▶ _Short exercise_
All of the data should be repeated exactly; pictures are not part of the copy.

▶ _The data_
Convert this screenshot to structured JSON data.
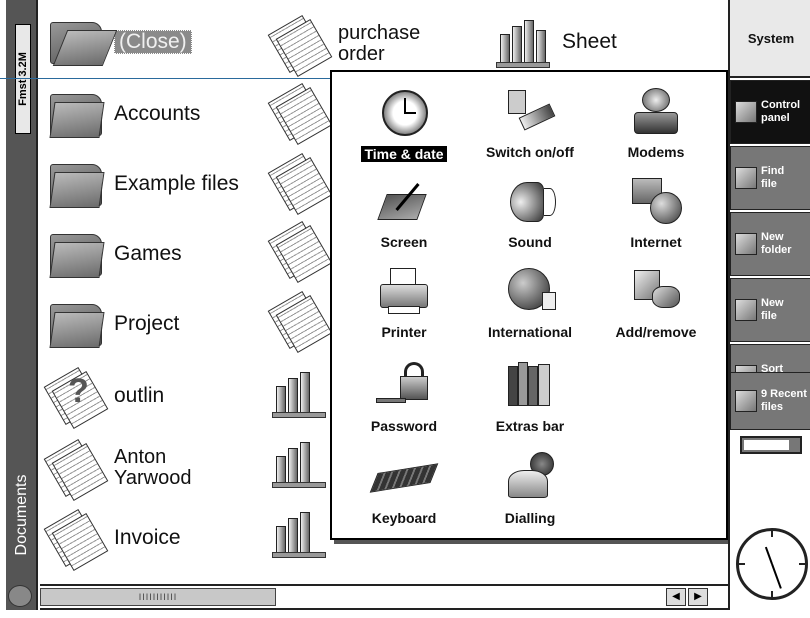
{
  "left_strip": {
    "disk_label": "Fmst 3.2M",
    "folder_label": "Documents"
  },
  "files": [
    {
      "label": "(Close)",
      "icon": "folder-open-icon"
    },
    {
      "label": "Accounts",
      "icon": "folder-icon"
    },
    {
      "label": "Example files",
      "icon": "folder-icon"
    },
    {
      "label": "Games",
      "icon": "folder-icon"
    },
    {
      "label": "Project",
      "icon": "folder-icon"
    },
    {
      "label": "outlin",
      "icon": "outline-doc-icon"
    },
    {
      "label": "Anton\nYarwood",
      "icon": "word-doc-icon"
    },
    {
      "label": "Invoice",
      "icon": "word-doc-icon"
    },
    {
      "label": "purchase\norder",
      "icon": "word-doc-icon"
    },
    {
      "label": "Sheet",
      "icon": "sheet-icon"
    }
  ],
  "control_panel": {
    "items": [
      {
        "label": "Time & date",
        "icon": "clock-icon"
      },
      {
        "label": "Switch on/off",
        "icon": "power-switch-icon"
      },
      {
        "label": "Modems",
        "icon": "modem-icon"
      },
      {
        "label": "Screen",
        "icon": "screen-icon"
      },
      {
        "label": "Sound",
        "icon": "speaker-icon"
      },
      {
        "label": "Internet",
        "icon": "globe-computer-icon"
      },
      {
        "label": "Printer",
        "icon": "printer-icon"
      },
      {
        "label": "International",
        "icon": "globe-icon"
      },
      {
        "label": "Add/remove",
        "icon": "add-remove-icon"
      },
      {
        "label": "Password",
        "icon": "key-lock-icon"
      },
      {
        "label": "Extras bar",
        "icon": "books-icon"
      },
      {
        "label": "Keyboard",
        "icon": "keyboard-icon"
      },
      {
        "label": "Dialling",
        "icon": "telephone-icon"
      }
    ]
  },
  "sidebar": {
    "title": "System",
    "buttons": [
      {
        "label": "Control\npanel",
        "icon": "control-panel-icon"
      },
      {
        "label": "Find\nfile",
        "icon": "find-file-icon"
      },
      {
        "label": "New\nfolder",
        "icon": "new-folder-icon"
      },
      {
        "label": "New\nfile",
        "icon": "new-file-icon"
      },
      {
        "label": "Sort\nby",
        "icon": "sort-icon"
      },
      {
        "label": "9 Recent\nfiles",
        "icon": "recent-files-icon"
      }
    ],
    "battery_level": 0.85
  },
  "scrollbar": {
    "thumb_text": "IIIIIIIIIII",
    "left_arrow": "◀",
    "right_arrow": "▶"
  }
}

▶ _Completed exercise_
Convert this screenshot to structured JSON data.
{
  "left_strip": {
    "disk_label": "Fmst 3.2M",
    "folder_label": "Documents"
  },
  "files": [
    {
      "label": "(Close)",
      "icon": "folder-open-icon"
    },
    {
      "label": "Accounts",
      "icon": "folder-icon"
    },
    {
      "label": "Example files",
      "icon": "folder-icon"
    },
    {
      "label": "Games",
      "icon": "folder-icon"
    },
    {
      "label": "Project",
      "icon": "folder-icon"
    },
    {
      "label": "outlin",
      "icon": "outline-doc-icon"
    },
    {
      "label": "Anton\nYarwood",
      "icon": "word-doc-icon"
    },
    {
      "label": "Invoice",
      "icon": "word-doc-icon"
    },
    {
      "label": "purchase\norder",
      "icon": "word-doc-icon"
    },
    {
      "label": "Sheet",
      "icon": "sheet-icon"
    }
  ],
  "control_panel": {
    "items": [
      {
        "label": "Time & date",
        "icon": "clock-icon"
      },
      {
        "label": "Switch on/off",
        "icon": "power-switch-icon"
      },
      {
        "label": "Modems",
        "icon": "modem-icon"
      },
      {
        "label": "Screen",
        "icon": "screen-icon"
      },
      {
        "label": "Sound",
        "icon": "speaker-icon"
      },
      {
        "label": "Internet",
        "icon": "globe-computer-icon"
      },
      {
        "label": "Printer",
        "icon": "printer-icon"
      },
      {
        "label": "International",
        "icon": "globe-icon"
      },
      {
        "label": "Add/remove",
        "icon": "add-remove-icon"
      },
      {
        "label": "Password",
        "icon": "key-lock-icon"
      },
      {
        "label": "Extras bar",
        "icon": "books-icon"
      },
      {
        "label": "Keyboard",
        "icon": "keyboard-icon"
      },
      {
        "label": "Dialling",
        "icon": "telephone-icon"
      }
    ]
  },
  "sidebar": {
    "title": "System",
    "buttons": [
      {
        "label": "Control\npanel",
        "icon": "control-panel-icon"
      },
      {
        "label": "Find\nfile",
        "icon": "find-file-icon"
      },
      {
        "label": "New\nfolder",
        "icon": "new-folder-icon"
      },
      {
        "label": "New\nfile",
        "icon": "new-file-icon"
      },
      {
        "label": "Sort\nby",
        "icon": "sort-icon"
      },
      {
        "label": "9 Recent\nfiles",
        "icon": "recent-files-icon"
      }
    ],
    "battery_level": 0.85
  },
  "scrollbar": {
    "thumb_text": "IIIIIIIIIII",
    "left_arrow": "◀",
    "right_arrow": "▶"
  }
}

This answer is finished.